*Records excerpted from a collection*:
::::::
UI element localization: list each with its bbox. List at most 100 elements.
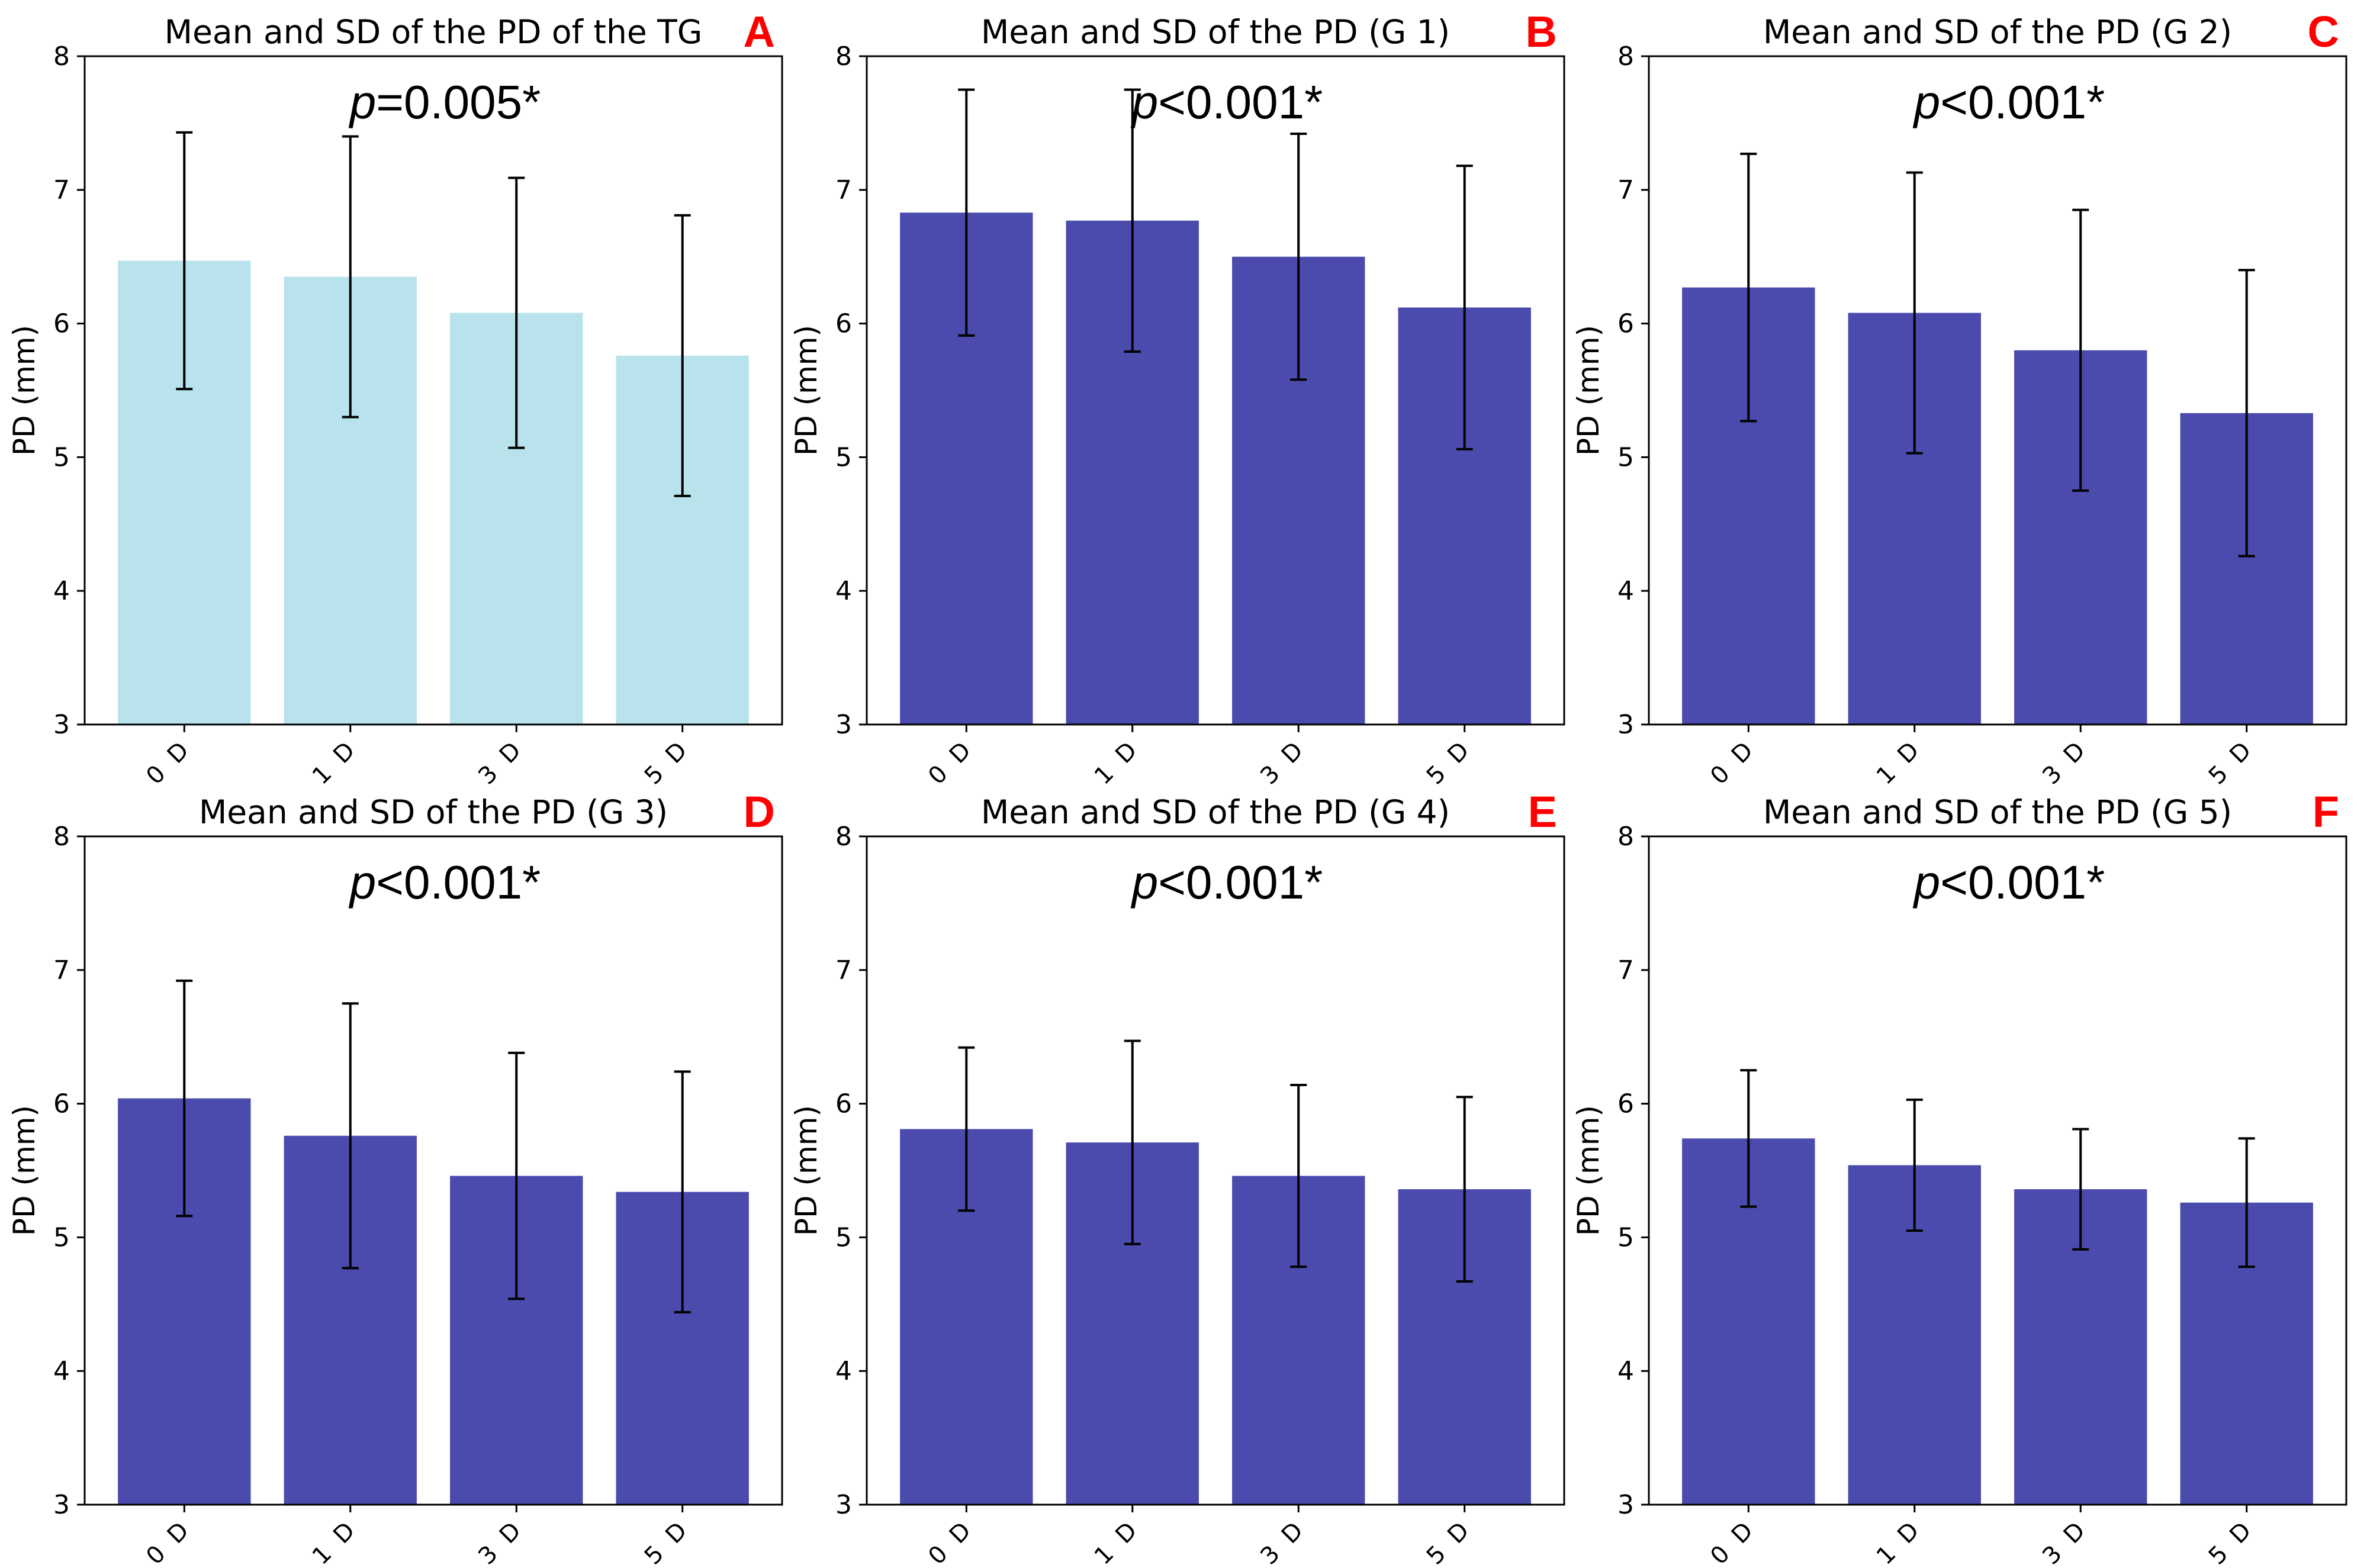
x-tick-label: 1 D [1089, 735, 1145, 790]
p-value-annotation: p<0.001* [1131, 856, 1323, 909]
p-value-symbol: p [349, 856, 377, 909]
p-value-text: <0.001* [1158, 76, 1323, 128]
y-tick-label: 7 [53, 175, 70, 205]
y-tick-label: 6 [1617, 309, 1634, 339]
y-axis-label: PD (mm) [789, 325, 824, 456]
y-tick-label: 3 [53, 1490, 70, 1520]
panel-letter: D [744, 787, 775, 836]
chart-panel-c: 0 D 1 D 3 D 5 D 3 4 5 6 7 8 PD (mm) Mean and SD of … [1571, 7, 2347, 790]
x-tick-label: 0 D [1705, 735, 1761, 790]
x-tick-label: 0 D [141, 1515, 197, 1568]
p-value-annotation: p<0.001* [1131, 76, 1323, 128]
p-value-text: <0.001* [1940, 856, 2105, 909]
y-tick-label: 4 [1617, 576, 1634, 606]
p-value-annotation: p<0.001* [349, 856, 541, 909]
y-tick-label: 7 [53, 955, 70, 986]
chart-title: Mean and SD of the PD (G 2) [1763, 13, 2232, 51]
x-tick-label: 0 D [141, 735, 197, 790]
y-axis-label: PD (mm) [1571, 1105, 1606, 1236]
y-tick-label: 5 [835, 1222, 852, 1253]
x-tick-label: 3 D [2037, 735, 2093, 790]
p-value-symbol: p [1913, 76, 1941, 128]
plot-frame [1648, 55, 2347, 726]
p-value-annotation: p<0.001* [1913, 76, 2105, 128]
x-tick-label: 5 D [2204, 1515, 2259, 1568]
chart-title: Mean and SD of the PD (G 5) [1763, 793, 2232, 831]
y-tick-label: 3 [835, 1490, 852, 1520]
panel-letter: B [1526, 7, 1557, 56]
x-tick-label: 0 D [923, 1515, 979, 1568]
y-tick-label: 4 [53, 1356, 70, 1386]
panel-letter: C [2308, 7, 2339, 56]
x-tick-label: 5 D [639, 1515, 695, 1568]
y-tick-label: 3 [835, 710, 852, 740]
chart-title: Mean and SD of the PD (G 3) [199, 793, 668, 831]
y-tick-label: 8 [53, 41, 70, 72]
x-tick-label: 5 D [1422, 1515, 1477, 1568]
x-tick-label: 0 D [923, 735, 979, 790]
x-tick-label: 5 D [1422, 735, 1477, 790]
chart-panel-d: 0 D 1 D 3 D 5 D 3 4 5 6 7 8 PD (mm) Mean and SD of … [7, 787, 783, 1568]
p-value-symbol: p [1131, 76, 1159, 128]
chart-panel-b: 0 D 1 D 3 D 5 D 3 4 5 6 7 8 PD (mm) Mean and SD of … [789, 7, 1565, 790]
chart-panel-f: 0 D 1 D 3 D 5 D 3 4 5 6 7 8 PD (mm) Mean and SD of … [1571, 787, 2347, 1568]
x-tick-label: 1 D [307, 1515, 363, 1568]
y-tick-label: 4 [1617, 1356, 1634, 1386]
y-tick-label: 4 [835, 576, 852, 606]
y-axis-label: PD (mm) [1571, 325, 1606, 456]
p-value-text: <0.001* [1940, 76, 2105, 128]
p-value-text: =0.005* [376, 76, 541, 128]
y-tick-label: 7 [835, 175, 852, 205]
y-tick-label: 8 [835, 822, 852, 852]
x-tick-label: 5 D [639, 735, 695, 790]
chart-title: Mean and SD of the PD (G 1) [981, 13, 1450, 51]
chart-title: Mean and SD of the PD of the TG [165, 13, 703, 51]
p-value-annotation: p=0.005* [349, 76, 541, 128]
x-tick-label: 3 D [1255, 1515, 1311, 1568]
panel-letter: A [744, 7, 775, 56]
x-tick-label: 1 D [1871, 1515, 1927, 1568]
x-tick-label: 3 D [473, 735, 529, 790]
y-tick-label: 3 [1617, 710, 1634, 740]
y-tick-label: 5 [1617, 1222, 1634, 1253]
y-tick-label: 7 [1617, 955, 1634, 986]
y-tick-label: 8 [53, 822, 70, 852]
plot-frame [83, 835, 783, 1506]
x-tick-label: 1 D [1871, 735, 1927, 790]
p-value-symbol: p [349, 76, 377, 128]
chart-panel-e: 0 D 1 D 3 D 5 D 3 4 5 6 7 8 PD (mm) Mean and SD of … [789, 787, 1565, 1568]
y-tick-label: 6 [53, 309, 70, 339]
y-tick-label: 5 [53, 442, 70, 472]
x-tick-label: 3 D [1255, 735, 1311, 790]
y-tick-label: 5 [53, 1222, 70, 1253]
plot-frame [866, 55, 1565, 726]
y-tick-label: 3 [1617, 1490, 1634, 1520]
y-axis-label: PD (mm) [789, 1105, 824, 1236]
y-tick-label: 7 [835, 955, 852, 986]
p-value-text: <0.001* [376, 856, 541, 909]
p-value-text: <0.001* [1158, 856, 1323, 909]
x-tick-label: 3 D [2037, 1515, 2093, 1568]
plot-frame [866, 835, 1565, 1506]
p-value-annotation: p<0.001* [1913, 856, 2105, 909]
y-tick-label: 6 [1617, 1089, 1634, 1119]
y-tick-label: 8 [835, 41, 852, 72]
x-tick-label: 3 D [473, 1515, 529, 1568]
panel-letter: F [2313, 787, 2339, 836]
x-tick-label: 1 D [307, 735, 363, 790]
y-tick-label: 7 [1617, 175, 1634, 205]
y-tick-label: 8 [1617, 822, 1634, 852]
y-axis-label: PD (mm) [7, 325, 41, 456]
x-tick-label: 1 D [1089, 1515, 1145, 1568]
p-value-symbol: p [1913, 856, 1941, 909]
y-axis-label: PD (mm) [7, 1105, 41, 1236]
x-tick-label: 0 D [1705, 1515, 1761, 1568]
y-tick-label: 4 [53, 576, 70, 606]
y-tick-label: 6 [53, 1089, 70, 1119]
y-tick-label: 5 [835, 442, 852, 472]
chart-title: Mean and SD of the PD (G 4) [981, 793, 1450, 831]
x-tick-label: 5 D [2204, 735, 2259, 790]
y-tick-label: 5 [1617, 442, 1634, 472]
y-tick-label: 3 [53, 710, 70, 740]
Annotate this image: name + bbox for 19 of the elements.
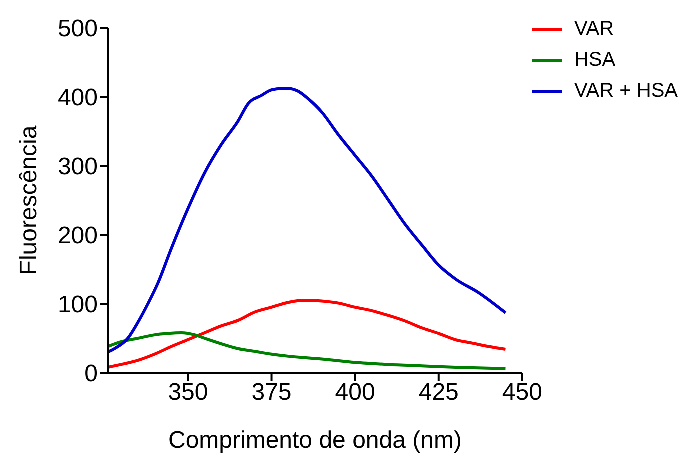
legend-label: HSA bbox=[574, 49, 616, 72]
x-tick-label: 450 bbox=[502, 379, 542, 406]
y-tick-label: 200 bbox=[58, 222, 98, 250]
y-tick-label: 400 bbox=[58, 84, 98, 112]
y-tick-label: 500 bbox=[58, 16, 98, 43]
y-tick-label: 300 bbox=[58, 154, 98, 181]
y-axis-title: Fluorescência bbox=[16, 125, 43, 276]
y-tick-label: 100 bbox=[58, 292, 98, 319]
y-tick-label: 0 bbox=[84, 360, 98, 388]
x-tick-label: 350 bbox=[168, 379, 208, 406]
x-tick-label: 425 bbox=[418, 379, 459, 406]
line-series bbox=[108, 299, 508, 369]
x-tick-label: 400 bbox=[335, 379, 376, 406]
legend-label: VAR + HSA bbox=[574, 80, 678, 103]
line-series bbox=[108, 87, 508, 354]
x-tick-label: 375 bbox=[252, 379, 292, 406]
line-series bbox=[108, 331, 508, 370]
x-axis-title: Comprimento de onda (nm) bbox=[168, 427, 462, 454]
legend-label: VAR bbox=[574, 18, 614, 41]
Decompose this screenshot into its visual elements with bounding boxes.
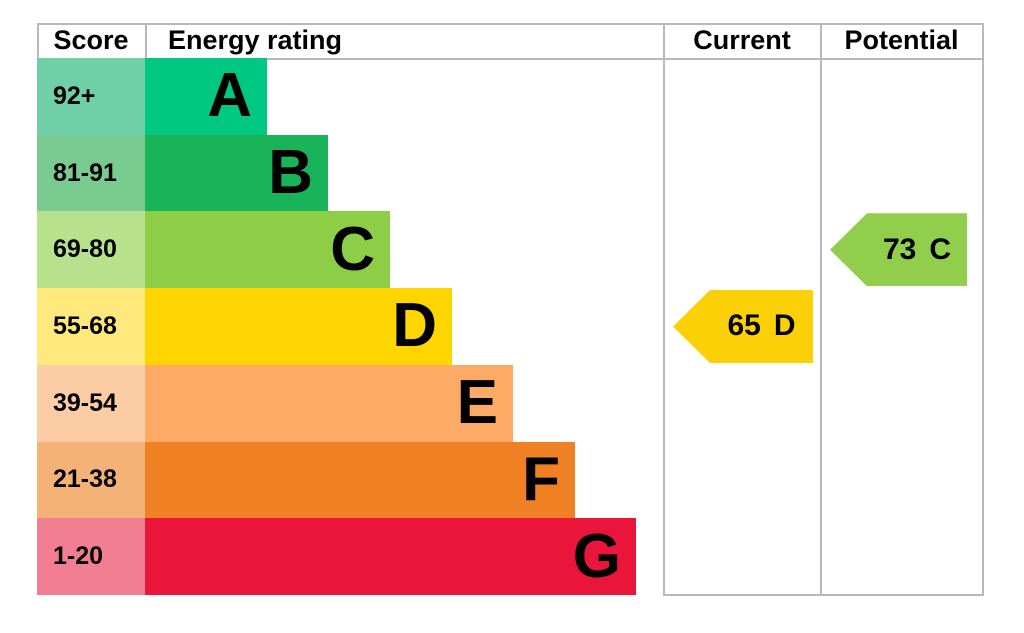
rating-letter: G	[572, 521, 621, 591]
score-cell: 69-80	[37, 211, 145, 289]
score-cell: 92+	[37, 58, 145, 135]
rating-bar: A	[145, 58, 267, 135]
header-bottom-border	[37, 58, 983, 60]
rating-letter: E	[456, 368, 498, 438]
rating-bar: C	[145, 211, 390, 289]
rating-letter: D	[392, 291, 437, 361]
score-cell: 1-20	[37, 518, 145, 595]
rating-bar: B	[145, 134, 328, 212]
potential-column-border	[820, 23, 822, 595]
potential-rating-value: 73	[882, 232, 917, 266]
band-row: 81-91 B	[0, 134, 1024, 212]
rating-bar: D	[145, 288, 452, 365]
current-column-border	[663, 23, 665, 595]
rating-bar: E	[145, 364, 513, 442]
table-right-border	[982, 23, 984, 595]
current-column-header: Current	[693, 25, 791, 55]
potential-rating-grade: C	[929, 232, 952, 266]
rating-bar: G	[145, 518, 636, 595]
potential-column-header: Potential	[844, 25, 959, 55]
table-top-border	[37, 23, 983, 25]
current-rating-grade: D	[773, 309, 796, 343]
score-cell: 39-54	[37, 364, 145, 442]
rating-letter: A	[207, 61, 252, 131]
band-row: 92+ A	[0, 58, 1024, 135]
header-left-border	[37, 23, 39, 59]
band-row: 39-54 E	[0, 364, 1024, 442]
current-rating-value: 65	[727, 309, 761, 343]
band-row: 1-20 G	[0, 518, 1024, 595]
score-cell: 21-38	[37, 441, 145, 519]
score-cell: 55-68	[37, 288, 145, 365]
score-column-border	[145, 23, 147, 59]
energy-rating-header: Energy rating	[168, 25, 343, 55]
band-row: 69-80 C	[0, 211, 1024, 289]
table-bottom-border	[663, 594, 984, 596]
rating-bar: F	[145, 441, 575, 519]
rating-letter: F	[522, 444, 560, 514]
band-row: 55-68 D	[0, 288, 1024, 365]
band-row: 21-38 F	[0, 441, 1024, 519]
score-cell: 81-91	[37, 134, 145, 212]
rating-letter: B	[268, 138, 313, 208]
rating-letter: C	[330, 214, 375, 284]
score-column-header: Score	[53, 25, 129, 55]
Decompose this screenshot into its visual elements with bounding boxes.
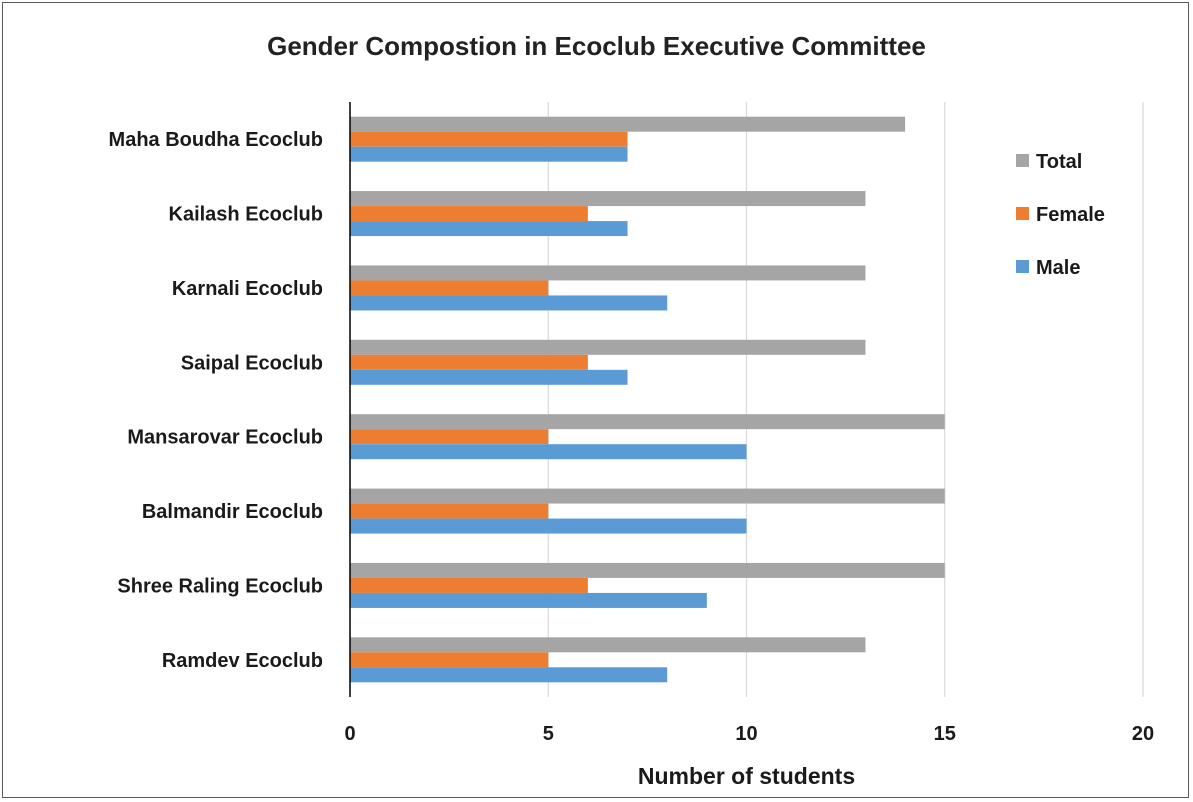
x-tick-label-0: 0 (344, 723, 355, 745)
bar-male-5 (350, 518, 747, 534)
bar-male-2 (350, 295, 668, 311)
legend-swatch-total (1016, 154, 1029, 167)
legend-swatch-male (1016, 260, 1029, 273)
bar-total-5 (350, 488, 945, 504)
category-label-5: Balmandir Ecoclub (142, 501, 323, 523)
bar-total-4 (350, 414, 945, 430)
bar-female-3 (350, 354, 588, 370)
legend: Total Female Male (1016, 151, 1105, 279)
bar-male-6 (350, 592, 707, 608)
bar-male-4 (350, 444, 747, 460)
x-tick-label-3: 15 (934, 723, 956, 745)
category-labels: Maha Boudha Ecoclub Kailash Ecoclub Karnal… (109, 129, 323, 672)
bar-female-6 (350, 577, 588, 593)
legend-label-total: Total (1036, 151, 1082, 173)
legend-swatch-female (1016, 207, 1029, 220)
bar-female-5 (350, 503, 549, 519)
bar-female-7 (350, 652, 549, 668)
bar-female-4 (350, 429, 549, 445)
bar-male-3 (350, 369, 628, 385)
bar-female-1 (350, 206, 588, 222)
bar-total-0 (350, 116, 906, 132)
bar-female-0 (350, 131, 628, 147)
x-tick-labels: 0 5 10 15 20 (344, 723, 1154, 745)
legend-label-female: Female (1036, 204, 1105, 226)
bar-male-7 (350, 667, 668, 683)
category-label-2: Karnali Ecoclub (172, 278, 323, 300)
bar-total-1 (350, 191, 866, 207)
x-tick-label-2: 10 (735, 723, 757, 745)
x-axis-title: Number of students (638, 763, 855, 789)
x-tick-label-1: 5 (543, 723, 554, 745)
bars (350, 116, 945, 683)
category-label-4: Mansarovar Ecoclub (127, 427, 323, 449)
bar-total-7 (350, 637, 866, 653)
chart-title: Gender Compostion in Ecoclub Executive C… (267, 31, 926, 61)
bar-total-6 (350, 562, 945, 578)
category-label-0: Maha Boudha Ecoclub (109, 129, 323, 151)
legend-label-male: Male (1036, 257, 1080, 279)
x-tick-label-4: 20 (1132, 723, 1154, 745)
bar-male-0 (350, 146, 628, 162)
category-label-3: Saipal Ecoclub (181, 352, 323, 374)
bar-total-3 (350, 339, 866, 355)
category-label-1: Kailash Ecoclub (169, 204, 324, 226)
bar-female-2 (350, 280, 549, 296)
category-label-6: Shree Raling Ecoclub (117, 575, 323, 597)
bar-male-1 (350, 221, 628, 237)
category-label-7: Ramdev Ecoclub (162, 650, 323, 672)
bar-total-2 (350, 265, 866, 281)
::::::
Copy out verbatim the lines of the records from the line containing "521, 621, 591]" through the line containing "441, 145, 519]", including both of those lines.

*Problem solution*:
rating-letter: G	[572, 521, 621, 591]
score-cell: 69-80	[37, 211, 145, 289]
score-cell: 92+	[37, 58, 145, 135]
rating-bar: A	[145, 58, 267, 135]
header-bottom-border	[37, 58, 983, 60]
rating-letter: E	[456, 368, 498, 438]
rating-bar: C	[145, 211, 390, 289]
rating-letter: D	[392, 291, 437, 361]
score-cell: 1-20	[37, 518, 145, 595]
rating-bar: B	[145, 134, 328, 212]
potential-column-border	[820, 23, 822, 595]
potential-rating-value: 73	[882, 232, 917, 266]
band-row: 81-91 B	[0, 134, 1024, 212]
rating-bar: D	[145, 288, 452, 365]
current-column-border	[663, 23, 665, 595]
rating-bar: E	[145, 364, 513, 442]
table-right-border	[982, 23, 984, 595]
current-column-header: Current	[693, 25, 791, 55]
potential-rating-grade: C	[929, 232, 952, 266]
rating-bar: G	[145, 518, 636, 595]
potential-column-header: Potential	[844, 25, 959, 55]
table-top-border	[37, 23, 983, 25]
current-rating-grade: D	[773, 309, 796, 343]
score-cell: 39-54	[37, 364, 145, 442]
rating-letter: A	[207, 61, 252, 131]
band-row: 92+ A	[0, 58, 1024, 135]
header-left-border	[37, 23, 39, 59]
band-row: 39-54 E	[0, 364, 1024, 442]
current-rating-value: 65	[727, 309, 761, 343]
band-row: 1-20 G	[0, 518, 1024, 595]
score-cell: 21-38	[37, 441, 145, 519]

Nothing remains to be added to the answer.